Give the listing again in full, exactly as written.

§ Extracted data entries:
————————

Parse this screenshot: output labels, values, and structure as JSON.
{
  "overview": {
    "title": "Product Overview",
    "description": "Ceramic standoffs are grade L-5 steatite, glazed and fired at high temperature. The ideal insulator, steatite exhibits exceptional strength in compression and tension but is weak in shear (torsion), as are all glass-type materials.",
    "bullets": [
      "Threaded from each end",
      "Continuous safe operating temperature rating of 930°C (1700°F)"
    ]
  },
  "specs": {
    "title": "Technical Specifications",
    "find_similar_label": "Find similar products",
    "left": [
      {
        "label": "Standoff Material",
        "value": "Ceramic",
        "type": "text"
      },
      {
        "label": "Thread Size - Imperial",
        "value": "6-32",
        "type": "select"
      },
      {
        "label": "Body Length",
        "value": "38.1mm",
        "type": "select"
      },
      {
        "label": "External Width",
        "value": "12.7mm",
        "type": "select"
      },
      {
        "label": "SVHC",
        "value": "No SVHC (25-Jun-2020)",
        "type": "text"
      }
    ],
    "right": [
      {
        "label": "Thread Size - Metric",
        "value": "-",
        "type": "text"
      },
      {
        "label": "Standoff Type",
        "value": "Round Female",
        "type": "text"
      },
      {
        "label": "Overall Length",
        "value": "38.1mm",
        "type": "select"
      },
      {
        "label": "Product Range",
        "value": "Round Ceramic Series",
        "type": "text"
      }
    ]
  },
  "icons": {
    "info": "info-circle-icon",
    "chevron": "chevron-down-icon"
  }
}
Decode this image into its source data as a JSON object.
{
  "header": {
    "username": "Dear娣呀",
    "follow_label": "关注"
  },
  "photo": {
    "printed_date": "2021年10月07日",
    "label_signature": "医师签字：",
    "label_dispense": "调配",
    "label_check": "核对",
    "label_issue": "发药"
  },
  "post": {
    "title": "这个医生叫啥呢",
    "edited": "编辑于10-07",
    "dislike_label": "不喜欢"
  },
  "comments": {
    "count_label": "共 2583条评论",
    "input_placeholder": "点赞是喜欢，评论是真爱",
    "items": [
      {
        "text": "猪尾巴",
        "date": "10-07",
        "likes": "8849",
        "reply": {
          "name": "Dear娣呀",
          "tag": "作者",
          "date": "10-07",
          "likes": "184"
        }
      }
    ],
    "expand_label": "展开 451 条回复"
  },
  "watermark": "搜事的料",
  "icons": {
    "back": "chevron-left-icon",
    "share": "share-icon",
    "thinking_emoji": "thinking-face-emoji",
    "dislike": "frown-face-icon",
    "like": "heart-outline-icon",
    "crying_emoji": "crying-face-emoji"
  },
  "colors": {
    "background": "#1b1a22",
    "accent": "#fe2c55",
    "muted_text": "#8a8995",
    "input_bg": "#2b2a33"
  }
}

————————

§ Exercise output:
Parse this screenshot: output labels, values, and structure as JSON.
{
  "overview": {
    "title": "Product Overview",
    "description": "Ceramic standoffs are grade L-5 steatite, glazed and fired at high temperature. The ideal insulator, steatite exhibits exceptional strength in compression and tension but is weak in shear (torsion), as are all glass-type materials.",
    "bullets": [
      "Threaded from each end",
      "Continuous safe operating temperature rating of 930°C (1700°F)"
    ]
  },
  "specs": {
    "title": "Technical Specifications",
    "find_similar_label": "Find similar products",
    "left": [
      {
        "label": "Standoff Material",
        "value": "Ceramic",
        "type": "text"
      },
      {
        "label": "Thread Size - Imperial",
        "value": "6-32",
        "type": "select"
      },
      {
        "label": "Body Length",
        "value": "38.1mm",
        "type": "select"
      },
      {
        "label": "External Width",
        "value": "12.7mm",
        "type": "select"
      },
      {
        "label": "SVHC",
        "value": "No SVHC (25-Jun-2020)",
        "type": "text"
      }
    ],
    "right": [
      {
        "label": "Thread Size - Metric",
        "value": "-",
        "type": "text"
      },
      {
        "label": "Standoff Type",
        "value": "Round Female",
        "type": "text"
      },
      {
        "label": "Overall Length",
        "value": "38.1mm",
        "type": "select"
      },
      {
        "label": "Product Range",
        "value": "Round Ceramic Series",
        "type": "text"
      }
    ]
  },
  "icons": {
    "info": "info-circle-icon",
    "chevron": "chevron-down-icon"
  }
}
Decode this image into its source data as a JSON object.
{
  "header": {
    "username": "Dear娣呀",
    "follow_label": "关注"
  },
  "photo": {
    "printed_date": "2021年10月07日",
    "label_signature": "医师签字：",
    "label_dispense": "调配",
    "label_check": "核对",
    "label_issue": "发药"
  },
  "post": {
    "title": "这个医生叫啥呢",
    "edited": "编辑于10-07",
    "dislike_label": "不喜欢"
  },
  "comments": {
    "count_label": "共 2583条评论",
    "input_placeholder": "点赞是喜欢，评论是真爱",
    "items": [
      {
        "text": "猪尾巴",
        "date": "10-07",
        "likes": "8849",
        "reply": {
          "name": "Dear娣呀",
          "tag": "作者",
          "date": "10-07",
          "likes": "184"
        }
      }
    ],
    "expand_label": "展开 451 条回复"
  },
  "watermark": "搜事的料",
  "icons": {
    "back": "chevron-left-icon",
    "share": "share-icon",
    "thinking_emoji": "thinking-face-emoji",
    "dislike": "frown-face-icon",
    "like": "heart-outline-icon",
    "crying_emoji": "crying-face-emoji"
  },
  "colors": {
    "background": "#1b1a22",
    "accent": "#fe2c55",
    "muted_text": "#8a8995",
    "input_bg": "#2b2a33"
  }
}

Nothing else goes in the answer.